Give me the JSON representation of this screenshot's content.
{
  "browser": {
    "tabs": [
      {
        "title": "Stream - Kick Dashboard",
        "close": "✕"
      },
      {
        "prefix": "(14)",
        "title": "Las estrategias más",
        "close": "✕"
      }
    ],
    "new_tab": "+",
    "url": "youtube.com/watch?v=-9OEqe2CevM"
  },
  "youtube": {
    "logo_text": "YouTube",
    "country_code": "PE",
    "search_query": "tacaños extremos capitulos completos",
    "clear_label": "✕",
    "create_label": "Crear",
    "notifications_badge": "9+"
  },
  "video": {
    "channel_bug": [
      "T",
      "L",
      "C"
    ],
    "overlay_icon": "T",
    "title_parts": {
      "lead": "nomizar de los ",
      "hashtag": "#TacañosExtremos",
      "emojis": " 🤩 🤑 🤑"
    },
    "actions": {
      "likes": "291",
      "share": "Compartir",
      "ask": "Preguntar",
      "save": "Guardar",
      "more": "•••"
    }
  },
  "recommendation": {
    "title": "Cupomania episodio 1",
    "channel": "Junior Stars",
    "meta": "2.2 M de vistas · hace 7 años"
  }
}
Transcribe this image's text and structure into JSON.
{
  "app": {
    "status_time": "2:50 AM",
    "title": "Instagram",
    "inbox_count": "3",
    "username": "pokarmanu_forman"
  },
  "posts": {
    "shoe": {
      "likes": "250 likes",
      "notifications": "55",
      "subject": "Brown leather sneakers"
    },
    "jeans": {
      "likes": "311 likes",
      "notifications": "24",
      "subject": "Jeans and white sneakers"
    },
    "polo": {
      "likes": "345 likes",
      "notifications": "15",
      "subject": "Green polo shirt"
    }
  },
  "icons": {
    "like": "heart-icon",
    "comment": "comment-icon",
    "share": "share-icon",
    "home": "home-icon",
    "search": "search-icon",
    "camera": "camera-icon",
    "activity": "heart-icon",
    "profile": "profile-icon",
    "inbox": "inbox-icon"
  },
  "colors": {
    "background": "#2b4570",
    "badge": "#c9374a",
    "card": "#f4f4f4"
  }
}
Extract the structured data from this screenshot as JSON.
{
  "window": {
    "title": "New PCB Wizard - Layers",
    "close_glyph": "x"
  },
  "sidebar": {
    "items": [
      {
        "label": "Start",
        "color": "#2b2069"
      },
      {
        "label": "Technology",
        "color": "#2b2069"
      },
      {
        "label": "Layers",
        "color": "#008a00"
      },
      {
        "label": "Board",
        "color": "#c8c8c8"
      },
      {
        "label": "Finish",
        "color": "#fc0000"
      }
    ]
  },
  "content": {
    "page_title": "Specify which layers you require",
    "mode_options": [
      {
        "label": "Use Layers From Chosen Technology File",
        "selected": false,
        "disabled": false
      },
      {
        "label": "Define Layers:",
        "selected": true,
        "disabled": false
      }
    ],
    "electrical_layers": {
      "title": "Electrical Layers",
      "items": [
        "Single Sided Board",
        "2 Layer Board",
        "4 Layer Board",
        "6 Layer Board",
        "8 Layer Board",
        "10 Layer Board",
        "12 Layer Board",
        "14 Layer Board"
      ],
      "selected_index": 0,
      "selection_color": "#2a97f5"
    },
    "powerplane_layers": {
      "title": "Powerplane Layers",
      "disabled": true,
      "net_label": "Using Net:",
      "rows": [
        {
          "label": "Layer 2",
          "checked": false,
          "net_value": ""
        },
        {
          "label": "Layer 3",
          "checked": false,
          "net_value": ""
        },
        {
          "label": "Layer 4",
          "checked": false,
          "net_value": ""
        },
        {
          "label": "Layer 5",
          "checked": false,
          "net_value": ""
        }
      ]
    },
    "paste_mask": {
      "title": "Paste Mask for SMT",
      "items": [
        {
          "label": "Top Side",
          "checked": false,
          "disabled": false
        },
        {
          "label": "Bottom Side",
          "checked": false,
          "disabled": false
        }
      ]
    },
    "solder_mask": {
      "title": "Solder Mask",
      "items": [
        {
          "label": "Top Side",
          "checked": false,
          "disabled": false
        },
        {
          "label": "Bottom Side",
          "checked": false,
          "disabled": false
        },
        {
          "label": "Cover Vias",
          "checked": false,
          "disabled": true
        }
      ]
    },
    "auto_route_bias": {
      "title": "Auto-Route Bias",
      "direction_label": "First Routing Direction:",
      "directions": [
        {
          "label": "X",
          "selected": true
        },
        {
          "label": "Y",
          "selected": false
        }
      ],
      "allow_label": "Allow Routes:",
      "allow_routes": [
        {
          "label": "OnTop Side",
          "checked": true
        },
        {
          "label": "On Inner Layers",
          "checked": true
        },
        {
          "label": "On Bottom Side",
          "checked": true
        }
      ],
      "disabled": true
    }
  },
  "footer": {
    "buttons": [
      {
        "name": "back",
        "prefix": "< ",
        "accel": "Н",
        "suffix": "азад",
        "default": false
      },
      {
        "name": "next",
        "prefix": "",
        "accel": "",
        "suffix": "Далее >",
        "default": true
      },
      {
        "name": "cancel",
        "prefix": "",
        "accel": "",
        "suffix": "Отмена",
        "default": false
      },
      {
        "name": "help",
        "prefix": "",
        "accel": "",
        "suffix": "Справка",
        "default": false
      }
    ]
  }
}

__________

■ **SHORT EXERCISE**: What is the number of lines in the listing that contain the string "sneakers"? Reply with that number alone.

■ **OUTPUT FOR THIS TASK**: 2